Exercise input.
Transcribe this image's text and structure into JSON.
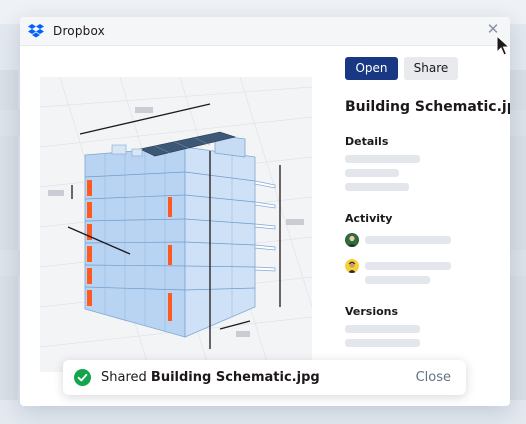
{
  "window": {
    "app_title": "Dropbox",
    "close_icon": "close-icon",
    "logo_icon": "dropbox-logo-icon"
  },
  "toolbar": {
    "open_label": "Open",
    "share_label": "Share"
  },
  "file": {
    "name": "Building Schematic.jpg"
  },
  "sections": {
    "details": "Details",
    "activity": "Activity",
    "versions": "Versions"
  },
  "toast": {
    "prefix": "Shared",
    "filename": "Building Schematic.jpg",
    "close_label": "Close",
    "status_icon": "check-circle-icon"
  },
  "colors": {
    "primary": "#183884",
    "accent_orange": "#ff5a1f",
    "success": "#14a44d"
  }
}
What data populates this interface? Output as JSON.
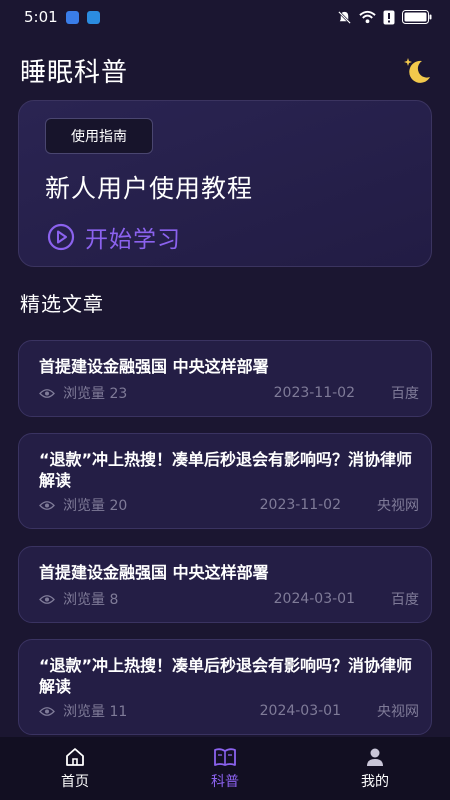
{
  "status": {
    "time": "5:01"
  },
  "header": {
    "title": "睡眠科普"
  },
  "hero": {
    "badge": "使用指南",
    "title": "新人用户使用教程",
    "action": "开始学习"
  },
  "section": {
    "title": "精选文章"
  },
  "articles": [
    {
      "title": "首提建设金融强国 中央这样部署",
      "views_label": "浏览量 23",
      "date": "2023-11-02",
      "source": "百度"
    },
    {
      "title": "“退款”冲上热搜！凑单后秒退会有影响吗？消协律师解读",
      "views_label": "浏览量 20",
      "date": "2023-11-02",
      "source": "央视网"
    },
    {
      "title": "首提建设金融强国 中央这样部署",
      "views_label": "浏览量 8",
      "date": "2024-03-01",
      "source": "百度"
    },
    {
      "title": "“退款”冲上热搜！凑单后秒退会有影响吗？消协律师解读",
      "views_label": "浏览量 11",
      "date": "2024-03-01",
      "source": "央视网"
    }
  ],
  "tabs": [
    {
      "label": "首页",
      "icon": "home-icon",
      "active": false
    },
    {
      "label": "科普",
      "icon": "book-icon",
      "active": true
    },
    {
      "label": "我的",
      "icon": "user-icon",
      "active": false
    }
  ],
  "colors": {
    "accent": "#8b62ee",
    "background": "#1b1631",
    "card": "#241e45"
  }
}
...
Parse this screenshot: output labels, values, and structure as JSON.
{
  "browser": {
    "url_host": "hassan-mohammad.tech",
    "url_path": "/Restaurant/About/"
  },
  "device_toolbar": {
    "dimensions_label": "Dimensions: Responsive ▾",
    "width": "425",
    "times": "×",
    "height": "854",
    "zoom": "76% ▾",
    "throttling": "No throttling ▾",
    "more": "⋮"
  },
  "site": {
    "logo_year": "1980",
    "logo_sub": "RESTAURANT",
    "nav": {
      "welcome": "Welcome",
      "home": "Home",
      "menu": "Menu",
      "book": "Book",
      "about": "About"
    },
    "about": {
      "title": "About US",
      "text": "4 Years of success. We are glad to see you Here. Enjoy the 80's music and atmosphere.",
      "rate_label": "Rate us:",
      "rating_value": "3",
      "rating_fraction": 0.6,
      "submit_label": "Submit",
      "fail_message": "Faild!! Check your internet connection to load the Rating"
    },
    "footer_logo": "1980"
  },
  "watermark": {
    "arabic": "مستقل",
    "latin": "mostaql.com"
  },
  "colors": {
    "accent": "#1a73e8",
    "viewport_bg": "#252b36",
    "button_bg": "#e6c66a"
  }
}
==
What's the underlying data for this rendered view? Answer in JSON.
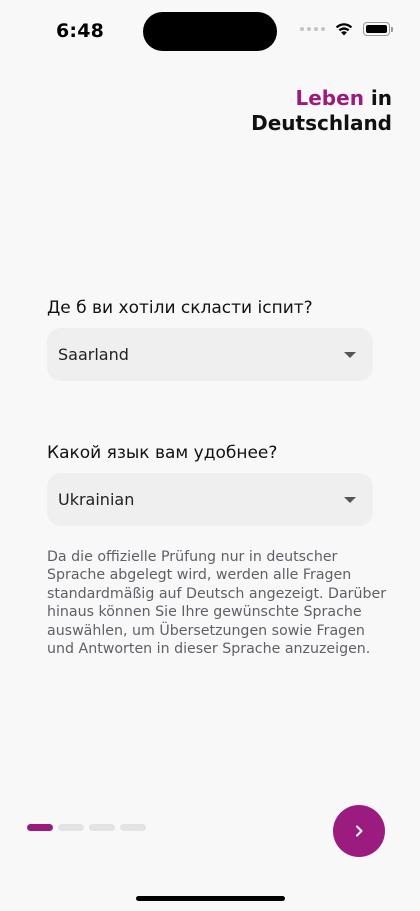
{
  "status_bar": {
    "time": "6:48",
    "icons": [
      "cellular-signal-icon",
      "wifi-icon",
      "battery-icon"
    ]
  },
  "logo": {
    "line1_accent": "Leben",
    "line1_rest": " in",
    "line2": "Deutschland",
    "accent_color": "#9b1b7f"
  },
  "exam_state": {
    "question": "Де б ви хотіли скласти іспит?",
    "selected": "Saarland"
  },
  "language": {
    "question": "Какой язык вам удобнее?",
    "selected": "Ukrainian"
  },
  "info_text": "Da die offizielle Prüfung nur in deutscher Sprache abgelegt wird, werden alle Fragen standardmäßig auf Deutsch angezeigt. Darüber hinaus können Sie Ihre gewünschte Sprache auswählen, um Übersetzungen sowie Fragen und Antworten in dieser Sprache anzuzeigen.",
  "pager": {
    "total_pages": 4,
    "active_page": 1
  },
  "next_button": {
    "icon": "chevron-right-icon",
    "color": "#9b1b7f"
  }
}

Given problem. Copy each line containing the word "JSON" from the data.

Exercise answer.
Transcribe this image's text and structure into JSON.
What data populates this interface? Output as JSON.
Parse this screenshot: output labels, values, and structure as JSON.
What's the underlying data for this rendered view? Answer in JSON.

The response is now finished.